* start *

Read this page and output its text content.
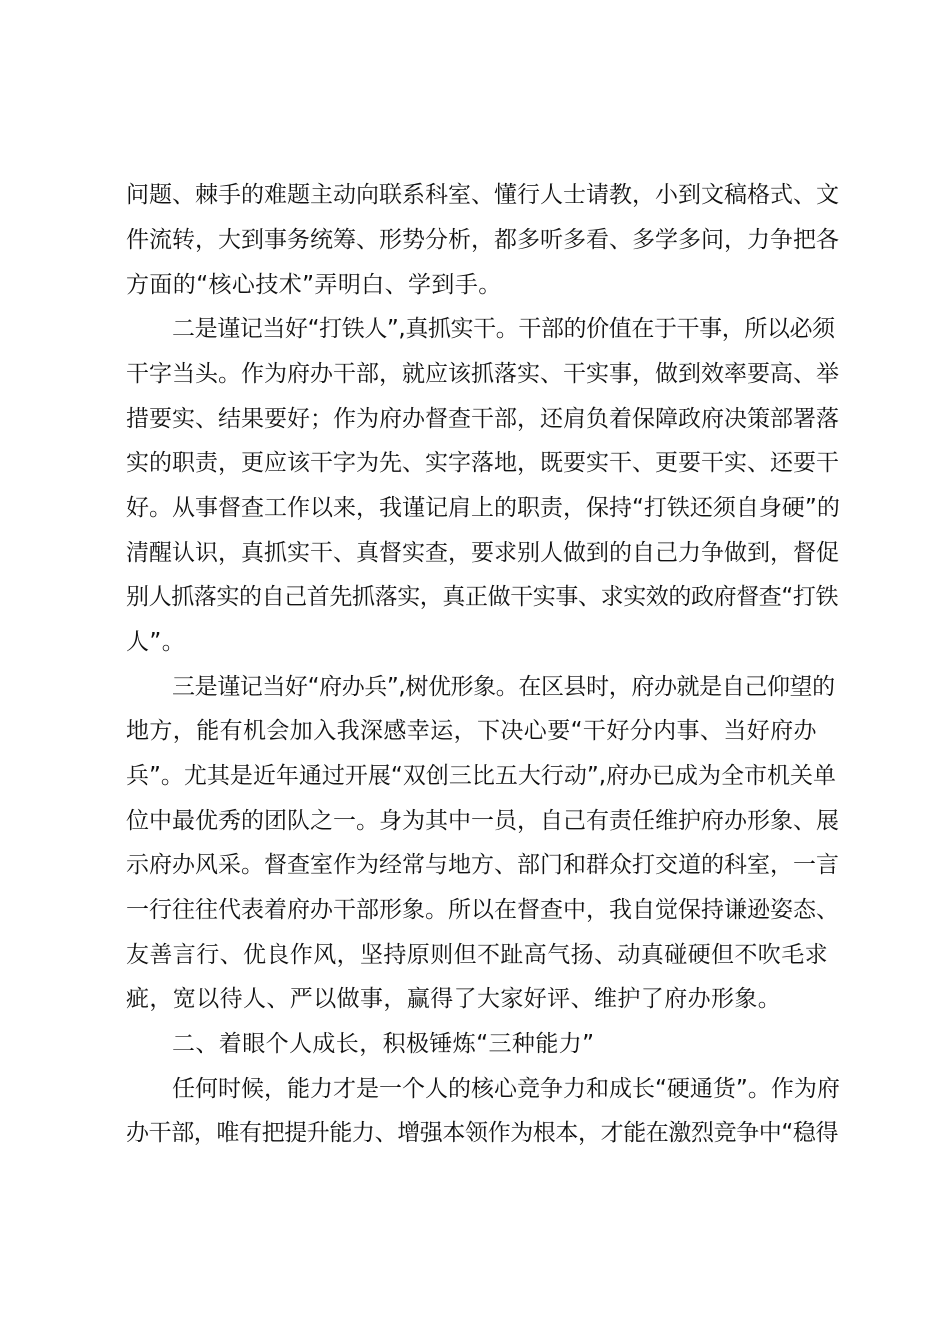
问题、棘手的难题主动向联系科室、懂行人士请教，小到文稿格式、文
件流转，大到事务统筹、形势分析，都多听多看、多学多问，力争把各
方面的“核心技术”弄明白、学到手。
二是谨记当好“打铁人”,真抓实干。干部的价值在于干事，所以必须
干字当头。作为府办干部，就应该抓落实、干实事，做到效率要高、举
措要实、结果要好；作为府办督查干部，还肩负着保障政府决策部署落
实的职责，更应该干字为先、实字落地，既要实干、更要干实、还要干
好。从事督查工作以来，我谨记肩上的职责，保持“打铁还须自身硬”的
清醒认识，真抓实干、真督实查，要求别人做到的自己力争做到，督促
别人抓落实的自己首先抓落实，真正做干实事、求实效的政府督查“打铁
人”。
三是谨记当好“府办兵”,树优形象。在区县时，府办就是自己仰望的
地方，能有机会加入我深感幸运，下决心要“干好分内事、当好府办
兵”。尤其是近年通过开展“双创三比五大行动”,府办已成为全市机关单
位中最优秀的团队之一。身为其中一员，自己有责任维护府办形象、展
示府办风采。督查室作为经常与地方、部门和群众打交道的科室，一言
一行往往代表着府办干部形象。所以在督查中，我自觉保持谦逊姿态、
友善言行、优良作风，坚持原则但不趾高气扬、动真碰硬但不吹毛求
疵，宽以待人、严以做事，赢得了大家好评、维护了府办形象。
二、着眼个人成长，积极锤炼“三种能力”
任何时候，能力才是一个人的核心竞争力和成长“硬通货”。作为府
办干部，唯有把提升能力、增强本领作为根本，才能在激烈竞争中“稳得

* end *

# [THE PROBLEM]
Reproduce the records, all of them, word for word; omit the pictures.

# [TASK OUTPUT]
Read this page and output its text content.
问题、棘手的难题主动向联系科室、懂行人士请教，小到文稿格式、文
件流转，大到事务统筹、形势分析，都多听多看、多学多问，力争把各
方面的“核心技术”弄明白、学到手。
二是谨记当好“打铁人”,真抓实干。干部的价值在于干事，所以必须
干字当头。作为府办干部，就应该抓落实、干实事，做到效率要高、举
措要实、结果要好；作为府办督查干部，还肩负着保障政府决策部署落
实的职责，更应该干字为先、实字落地，既要实干、更要干实、还要干
好。从事督查工作以来，我谨记肩上的职责，保持“打铁还须自身硬”的
清醒认识，真抓实干、真督实查，要求别人做到的自己力争做到，督促
别人抓落实的自己首先抓落实，真正做干实事、求实效的政府督查“打铁
人”。
三是谨记当好“府办兵”,树优形象。在区县时，府办就是自己仰望的
地方，能有机会加入我深感幸运，下决心要“干好分内事、当好府办
兵”。尤其是近年通过开展“双创三比五大行动”,府办已成为全市机关单
位中最优秀的团队之一。身为其中一员，自己有责任维护府办形象、展
示府办风采。督查室作为经常与地方、部门和群众打交道的科室，一言
一行往往代表着府办干部形象。所以在督查中，我自觉保持谦逊姿态、
友善言行、优良作风，坚持原则但不趾高气扬、动真碰硬但不吹毛求
疵，宽以待人、严以做事，赢得了大家好评、维护了府办形象。
二、着眼个人成长，积极锤炼“三种能力”
任何时候，能力才是一个人的核心竞争力和成长“硬通货”。作为府
办干部，唯有把提升能力、增强本领作为根本，才能在激烈竞争中“稳得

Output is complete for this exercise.